Tarea breve 1:
Según el fragmento sobre Solera, ¿a qué ciudad se trasladó tras perder el pulso con el poder aristocrático?
Tarea breve 2:
Reproduzca literalmente el pasaje del fragmento sobre Solera comprendido entre "Pero la excelencia" y "manifiesta largo arraigo).", ambos incluidos.

Fragmento del documento:
━━━━━━

Pero la excelencia artística no se vio acompañada por el éxito empresarial. A los importantes déficits, habría que añadir la inquina suscitada en personajes como el marqués de Salamanca, al que había desbancado como primer responsable de la institución (la tendencia de algunos aristócratas, falsos y verdaderos, de mangonear sobre los destinos del principal coliseo de la capital manifiesta largo arraigo).

El desigual pulso entre el grosero poder aristocrático y el talento fue un envite que Solera -como estaba escrito- perdió, lo que propició su traslado a Barcelona. En esta ciudad, su esposa parece que cantó mucho, bien y de todo, desde Nabucco hasta la Marina de Emilio Arrieta. P

recisamente con el compositor nacido en Puente la Reina, Solera ya había colaborado en La conquista di Granata (así, en italiano, como debían estrenarse las óperas serias españolas si querían gozar de éxito en su propio país), un título muy del agrado de Isabel II, ya que la exaltación que se ofrece de Isabel la Católica, protagonista de esta partitura dramática, como artífice de la unidad nacional, se estimaba una proyección de las propias virtudes de la reina que puso fin a la contienda carlista.

━━━━━━

Información mostrada:
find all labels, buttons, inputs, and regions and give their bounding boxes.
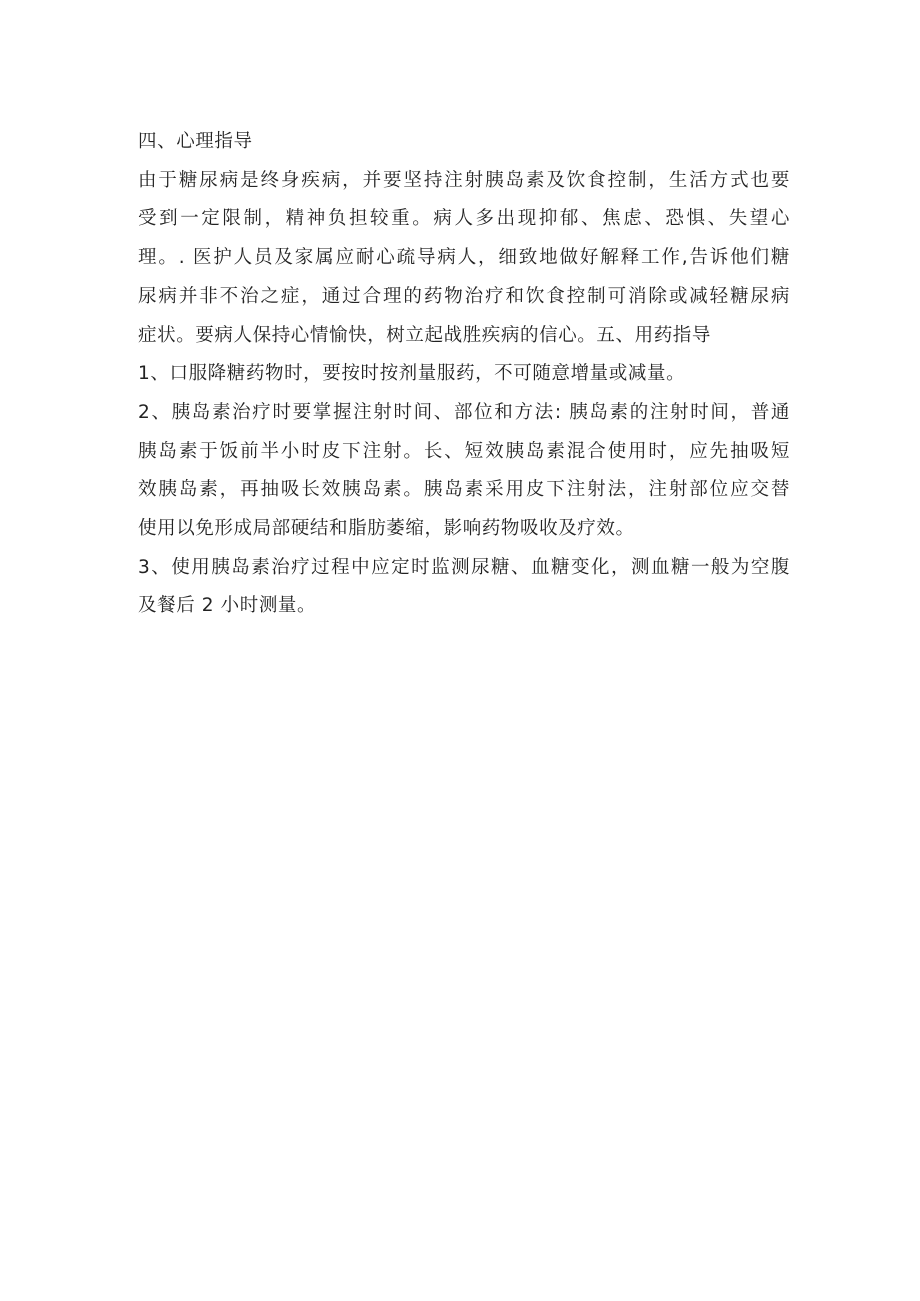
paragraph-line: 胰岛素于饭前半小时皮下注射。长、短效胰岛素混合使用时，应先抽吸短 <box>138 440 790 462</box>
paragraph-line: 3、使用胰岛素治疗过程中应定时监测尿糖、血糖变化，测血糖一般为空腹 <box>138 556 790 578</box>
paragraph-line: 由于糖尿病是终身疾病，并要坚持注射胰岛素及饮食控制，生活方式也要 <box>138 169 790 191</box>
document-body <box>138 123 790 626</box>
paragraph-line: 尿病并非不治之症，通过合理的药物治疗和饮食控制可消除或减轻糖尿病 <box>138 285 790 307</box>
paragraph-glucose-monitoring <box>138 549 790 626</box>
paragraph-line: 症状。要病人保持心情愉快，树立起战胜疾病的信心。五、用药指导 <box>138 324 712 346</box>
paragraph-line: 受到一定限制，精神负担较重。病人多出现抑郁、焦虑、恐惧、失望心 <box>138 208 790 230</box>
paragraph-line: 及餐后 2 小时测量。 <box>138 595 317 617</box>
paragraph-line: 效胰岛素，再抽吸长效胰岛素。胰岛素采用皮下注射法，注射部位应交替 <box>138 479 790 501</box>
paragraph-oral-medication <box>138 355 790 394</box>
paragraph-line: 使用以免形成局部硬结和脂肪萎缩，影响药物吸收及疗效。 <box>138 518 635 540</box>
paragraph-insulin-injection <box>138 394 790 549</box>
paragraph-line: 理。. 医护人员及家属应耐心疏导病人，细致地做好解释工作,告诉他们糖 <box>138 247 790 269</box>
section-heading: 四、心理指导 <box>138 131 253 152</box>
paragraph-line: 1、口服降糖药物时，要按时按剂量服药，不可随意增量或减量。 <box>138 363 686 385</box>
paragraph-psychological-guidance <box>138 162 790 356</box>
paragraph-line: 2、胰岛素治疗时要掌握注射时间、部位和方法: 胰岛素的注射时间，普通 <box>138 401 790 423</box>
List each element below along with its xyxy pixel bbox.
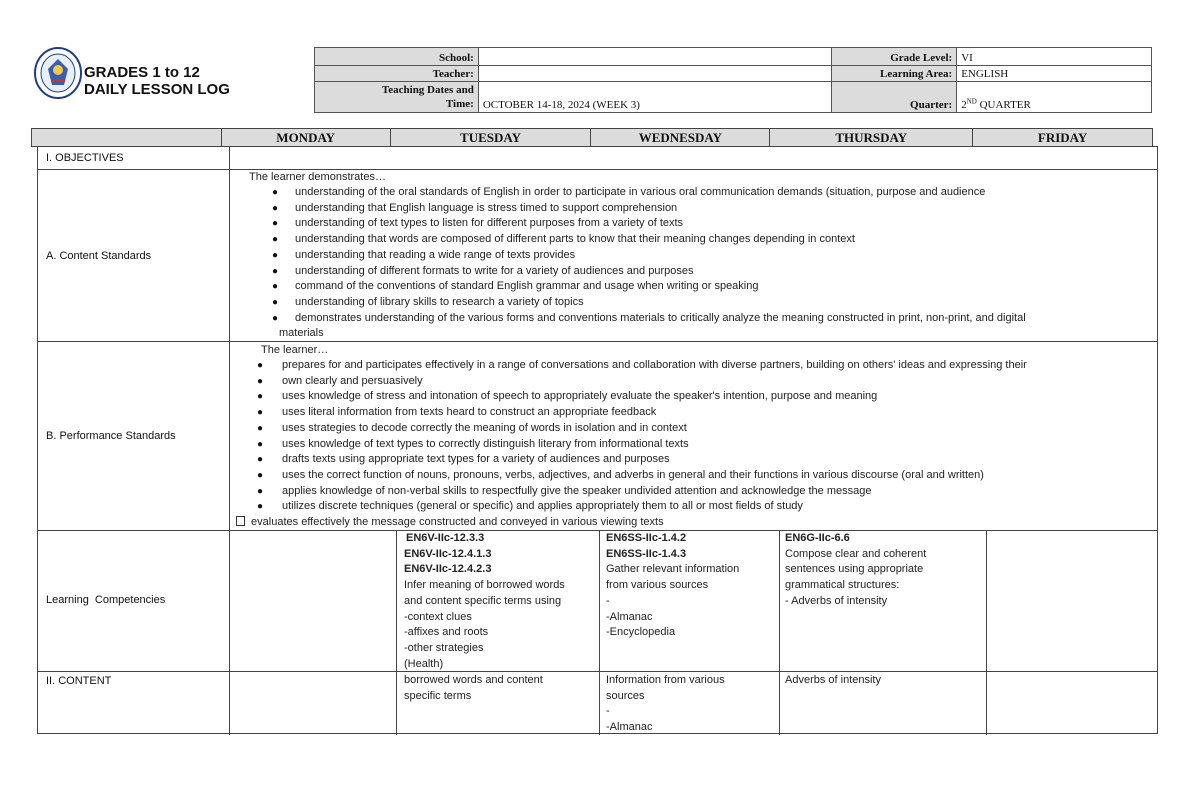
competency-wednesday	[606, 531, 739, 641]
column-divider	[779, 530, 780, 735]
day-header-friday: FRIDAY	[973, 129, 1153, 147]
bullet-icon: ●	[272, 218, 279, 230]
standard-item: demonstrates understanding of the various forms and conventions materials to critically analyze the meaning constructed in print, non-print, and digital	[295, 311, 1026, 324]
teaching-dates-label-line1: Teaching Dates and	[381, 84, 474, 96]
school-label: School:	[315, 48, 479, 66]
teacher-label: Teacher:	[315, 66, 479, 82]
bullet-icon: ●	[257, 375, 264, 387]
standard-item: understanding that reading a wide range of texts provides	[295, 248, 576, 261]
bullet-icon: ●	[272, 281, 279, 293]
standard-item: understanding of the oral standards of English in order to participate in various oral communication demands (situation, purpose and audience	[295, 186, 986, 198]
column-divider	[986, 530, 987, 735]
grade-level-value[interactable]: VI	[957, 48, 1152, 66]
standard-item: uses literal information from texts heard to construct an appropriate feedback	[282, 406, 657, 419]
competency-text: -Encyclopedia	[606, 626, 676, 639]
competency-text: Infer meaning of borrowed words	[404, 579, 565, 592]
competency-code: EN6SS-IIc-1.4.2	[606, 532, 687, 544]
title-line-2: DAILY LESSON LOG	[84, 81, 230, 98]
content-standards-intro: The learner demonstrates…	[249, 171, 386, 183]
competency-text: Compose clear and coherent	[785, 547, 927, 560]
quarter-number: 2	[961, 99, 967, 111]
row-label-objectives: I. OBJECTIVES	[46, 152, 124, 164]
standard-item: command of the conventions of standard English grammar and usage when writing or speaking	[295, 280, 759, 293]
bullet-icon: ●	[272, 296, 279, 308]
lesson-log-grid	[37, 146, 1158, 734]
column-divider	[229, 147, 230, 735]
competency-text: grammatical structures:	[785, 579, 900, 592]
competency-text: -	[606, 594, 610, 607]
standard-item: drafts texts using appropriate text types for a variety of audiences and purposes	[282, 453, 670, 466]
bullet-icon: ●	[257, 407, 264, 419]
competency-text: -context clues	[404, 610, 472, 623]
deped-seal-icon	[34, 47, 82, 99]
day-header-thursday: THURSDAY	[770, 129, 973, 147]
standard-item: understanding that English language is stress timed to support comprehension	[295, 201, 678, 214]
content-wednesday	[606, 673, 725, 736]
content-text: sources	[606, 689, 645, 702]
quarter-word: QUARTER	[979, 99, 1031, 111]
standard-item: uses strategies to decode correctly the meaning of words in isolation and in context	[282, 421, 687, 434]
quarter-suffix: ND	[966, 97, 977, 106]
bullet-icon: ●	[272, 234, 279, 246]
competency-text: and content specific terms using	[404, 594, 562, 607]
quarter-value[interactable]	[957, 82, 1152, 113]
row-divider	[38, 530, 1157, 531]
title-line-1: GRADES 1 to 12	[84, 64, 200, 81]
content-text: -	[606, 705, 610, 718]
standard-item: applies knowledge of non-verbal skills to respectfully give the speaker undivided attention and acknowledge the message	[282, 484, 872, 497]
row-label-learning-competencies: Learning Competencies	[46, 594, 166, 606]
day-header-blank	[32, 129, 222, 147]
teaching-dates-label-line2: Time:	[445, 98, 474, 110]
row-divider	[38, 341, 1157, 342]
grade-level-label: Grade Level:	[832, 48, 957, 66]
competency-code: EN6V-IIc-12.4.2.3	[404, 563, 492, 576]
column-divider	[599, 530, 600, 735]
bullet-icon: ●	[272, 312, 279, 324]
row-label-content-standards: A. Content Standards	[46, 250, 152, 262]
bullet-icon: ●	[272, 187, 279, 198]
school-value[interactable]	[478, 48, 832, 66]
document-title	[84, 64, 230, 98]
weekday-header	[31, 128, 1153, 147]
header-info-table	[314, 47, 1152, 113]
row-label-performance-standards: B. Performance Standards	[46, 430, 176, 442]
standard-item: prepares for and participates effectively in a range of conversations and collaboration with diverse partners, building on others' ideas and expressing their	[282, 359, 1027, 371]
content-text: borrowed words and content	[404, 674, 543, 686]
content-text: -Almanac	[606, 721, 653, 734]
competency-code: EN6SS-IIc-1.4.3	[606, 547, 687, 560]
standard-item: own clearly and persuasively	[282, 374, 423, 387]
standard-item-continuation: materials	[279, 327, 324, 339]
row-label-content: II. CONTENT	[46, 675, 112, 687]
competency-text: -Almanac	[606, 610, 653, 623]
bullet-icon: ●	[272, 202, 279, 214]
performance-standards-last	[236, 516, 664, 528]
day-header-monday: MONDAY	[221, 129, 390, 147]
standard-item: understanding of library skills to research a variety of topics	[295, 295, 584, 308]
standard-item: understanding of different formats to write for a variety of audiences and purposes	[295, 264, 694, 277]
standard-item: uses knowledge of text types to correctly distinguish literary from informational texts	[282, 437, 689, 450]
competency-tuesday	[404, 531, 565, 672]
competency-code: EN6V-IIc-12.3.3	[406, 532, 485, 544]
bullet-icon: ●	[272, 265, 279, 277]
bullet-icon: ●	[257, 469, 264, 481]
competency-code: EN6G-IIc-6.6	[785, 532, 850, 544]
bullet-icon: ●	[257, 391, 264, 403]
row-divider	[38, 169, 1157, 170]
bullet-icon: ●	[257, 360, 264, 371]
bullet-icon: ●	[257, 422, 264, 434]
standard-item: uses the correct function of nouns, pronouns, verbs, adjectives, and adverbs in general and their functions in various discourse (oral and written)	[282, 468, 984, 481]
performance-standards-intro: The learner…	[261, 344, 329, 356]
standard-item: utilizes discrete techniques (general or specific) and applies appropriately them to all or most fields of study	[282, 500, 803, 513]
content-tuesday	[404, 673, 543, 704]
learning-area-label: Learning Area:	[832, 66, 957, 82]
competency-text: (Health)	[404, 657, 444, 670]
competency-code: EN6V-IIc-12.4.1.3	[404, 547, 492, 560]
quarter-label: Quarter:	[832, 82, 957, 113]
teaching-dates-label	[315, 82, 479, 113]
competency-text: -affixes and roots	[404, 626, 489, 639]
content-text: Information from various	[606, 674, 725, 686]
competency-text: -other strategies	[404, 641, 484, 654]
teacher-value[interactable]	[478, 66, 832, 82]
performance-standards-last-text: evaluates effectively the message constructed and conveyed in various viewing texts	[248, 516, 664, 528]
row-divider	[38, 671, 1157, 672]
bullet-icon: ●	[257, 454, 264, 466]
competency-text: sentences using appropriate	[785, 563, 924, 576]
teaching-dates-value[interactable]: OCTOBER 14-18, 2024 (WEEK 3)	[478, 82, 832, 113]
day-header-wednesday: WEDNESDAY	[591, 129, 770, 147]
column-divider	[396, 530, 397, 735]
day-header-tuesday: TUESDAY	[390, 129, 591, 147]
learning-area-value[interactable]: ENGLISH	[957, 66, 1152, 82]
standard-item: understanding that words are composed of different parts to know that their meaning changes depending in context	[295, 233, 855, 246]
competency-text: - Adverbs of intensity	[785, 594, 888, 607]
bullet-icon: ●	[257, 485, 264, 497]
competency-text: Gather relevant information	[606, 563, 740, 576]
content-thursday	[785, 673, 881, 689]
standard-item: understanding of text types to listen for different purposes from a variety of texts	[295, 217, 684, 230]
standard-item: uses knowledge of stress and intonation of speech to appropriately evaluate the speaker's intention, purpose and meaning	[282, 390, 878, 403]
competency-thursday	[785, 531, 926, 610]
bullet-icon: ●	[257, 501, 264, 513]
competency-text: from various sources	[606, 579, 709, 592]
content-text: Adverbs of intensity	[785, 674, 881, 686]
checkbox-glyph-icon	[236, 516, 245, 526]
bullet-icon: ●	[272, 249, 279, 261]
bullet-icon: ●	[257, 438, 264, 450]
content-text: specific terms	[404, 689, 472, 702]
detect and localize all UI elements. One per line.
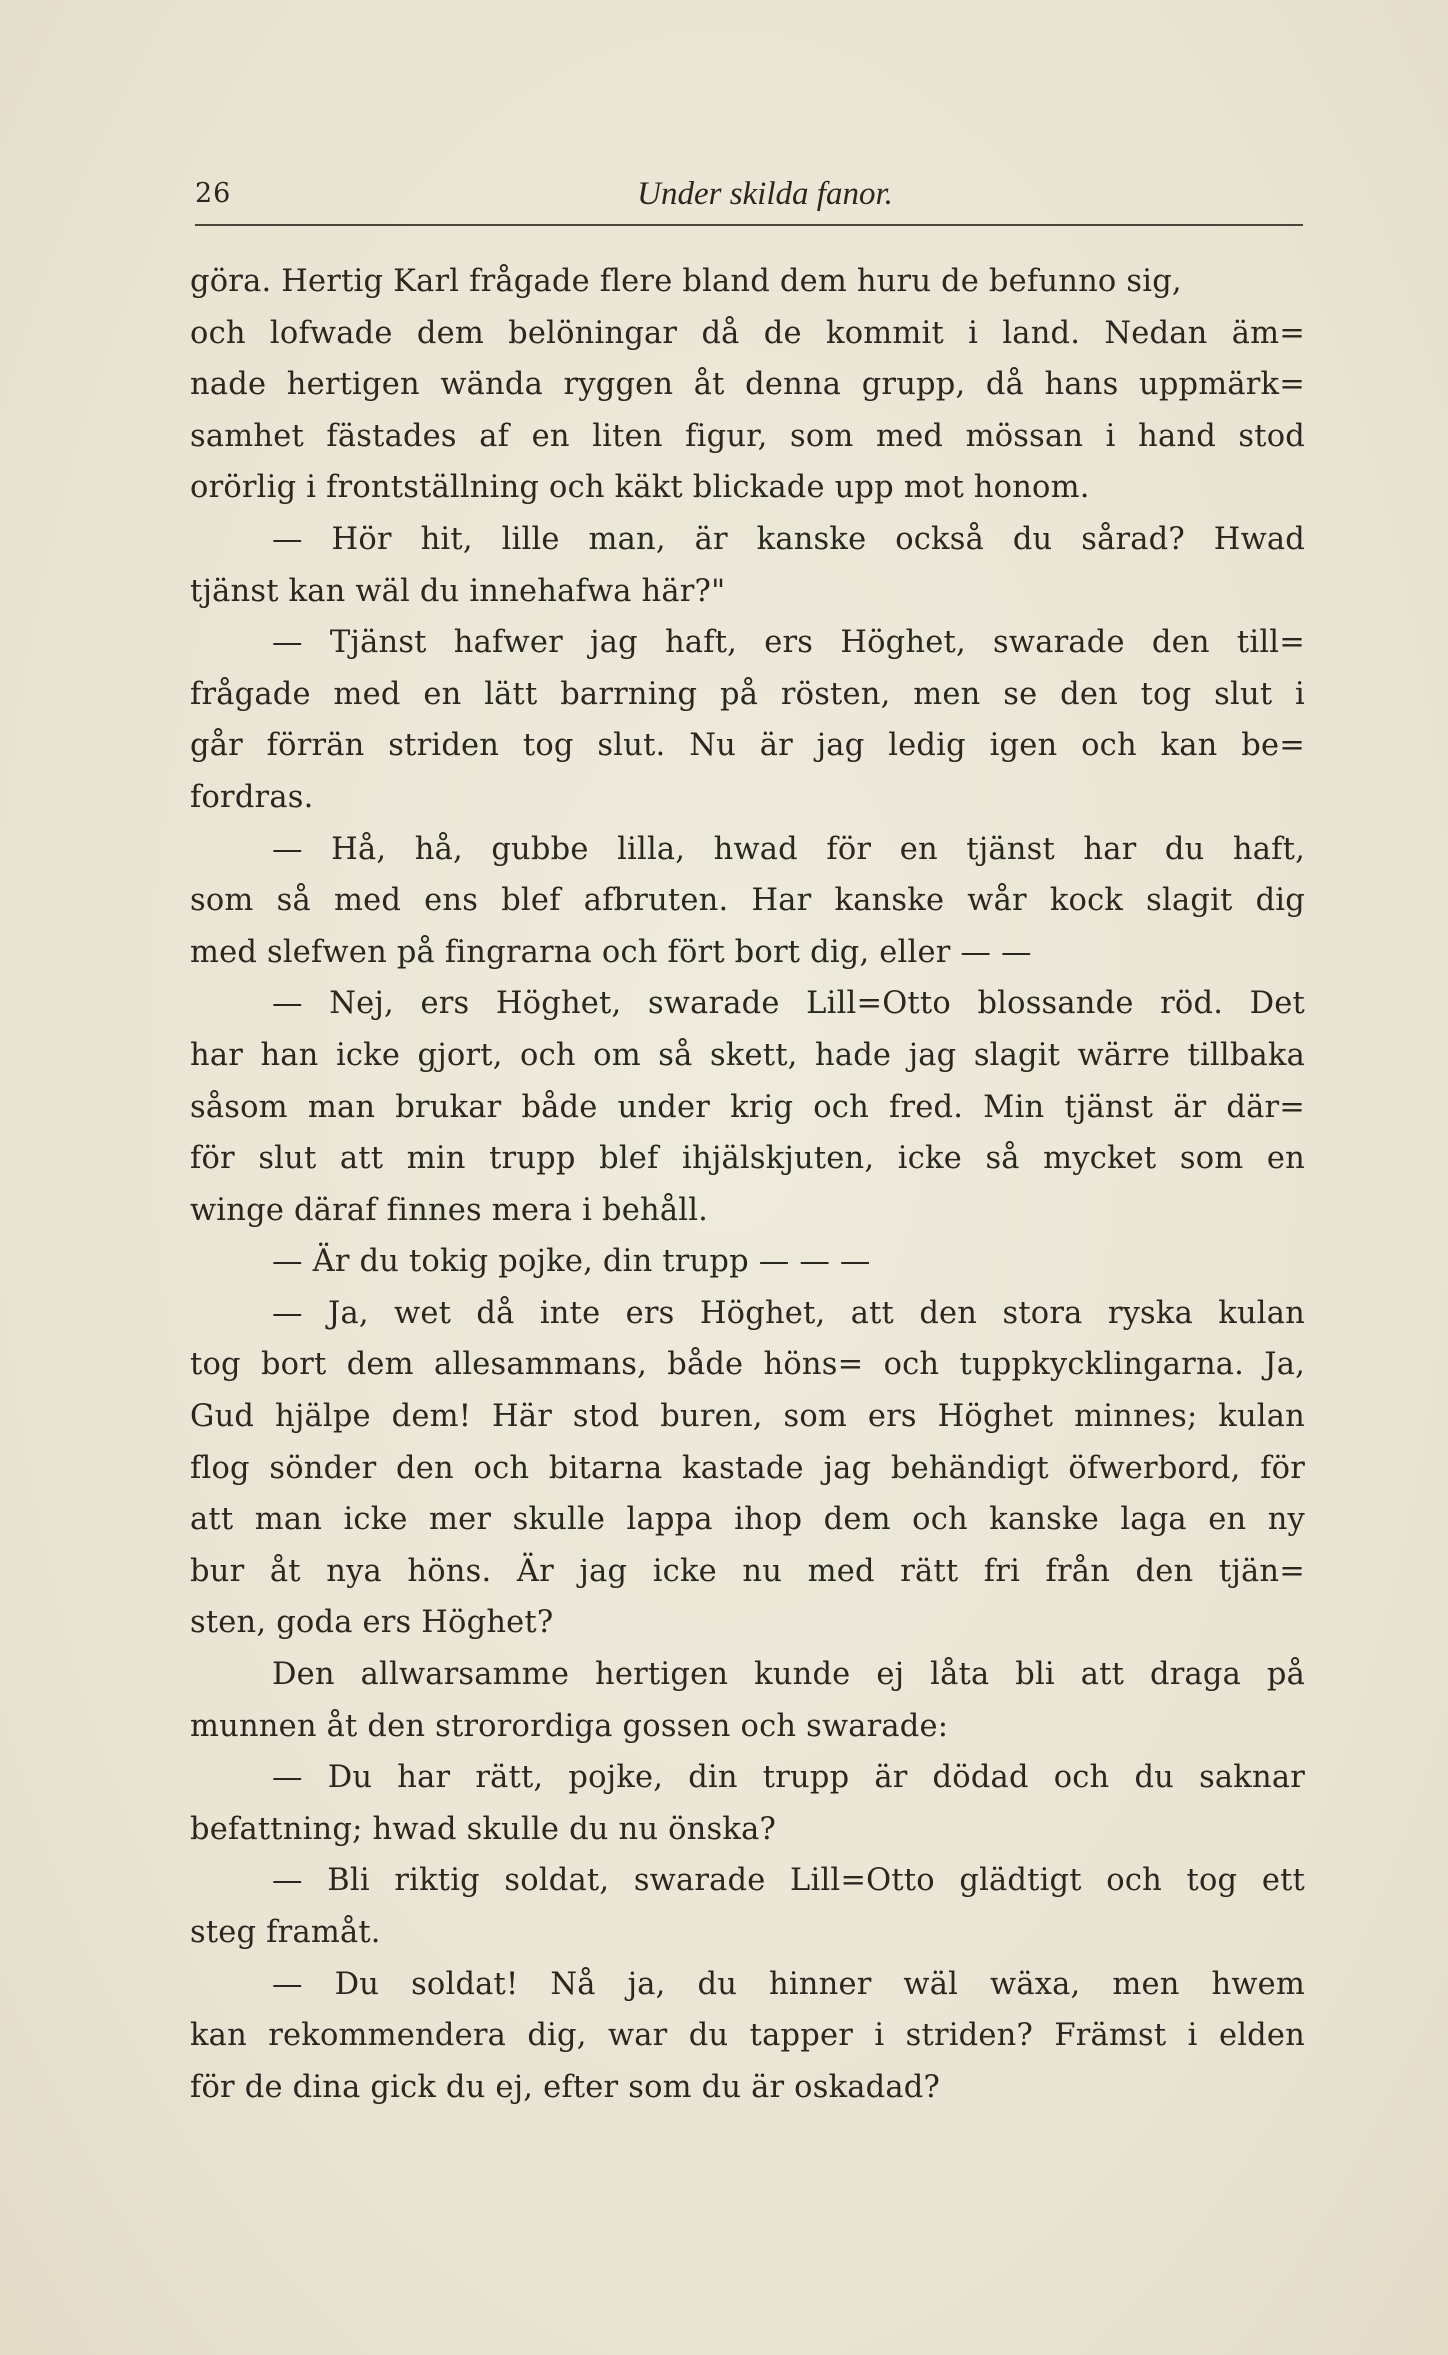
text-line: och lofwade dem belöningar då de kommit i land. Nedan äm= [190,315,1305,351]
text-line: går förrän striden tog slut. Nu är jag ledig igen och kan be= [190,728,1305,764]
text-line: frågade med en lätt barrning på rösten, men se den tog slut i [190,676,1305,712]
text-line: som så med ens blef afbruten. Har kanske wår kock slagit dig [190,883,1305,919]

━━━━━━

Respuesta completa 1:
Se trasladó a Barcelona.

Respuesta completa 2:
Pero la excelencia artística no se vio acompañada por el éxito empresarial. A los importantes déficits, habría que añadir la inquina suscitada en personajes como el marqués de Salamanca, al que había desbancado como primer responsable de la institución (la tendencia de algunos aristócratas, falsos y verdaderos, de mangonear sobre los destinos del principal coliseo de la capital manifiesta largo arraigo).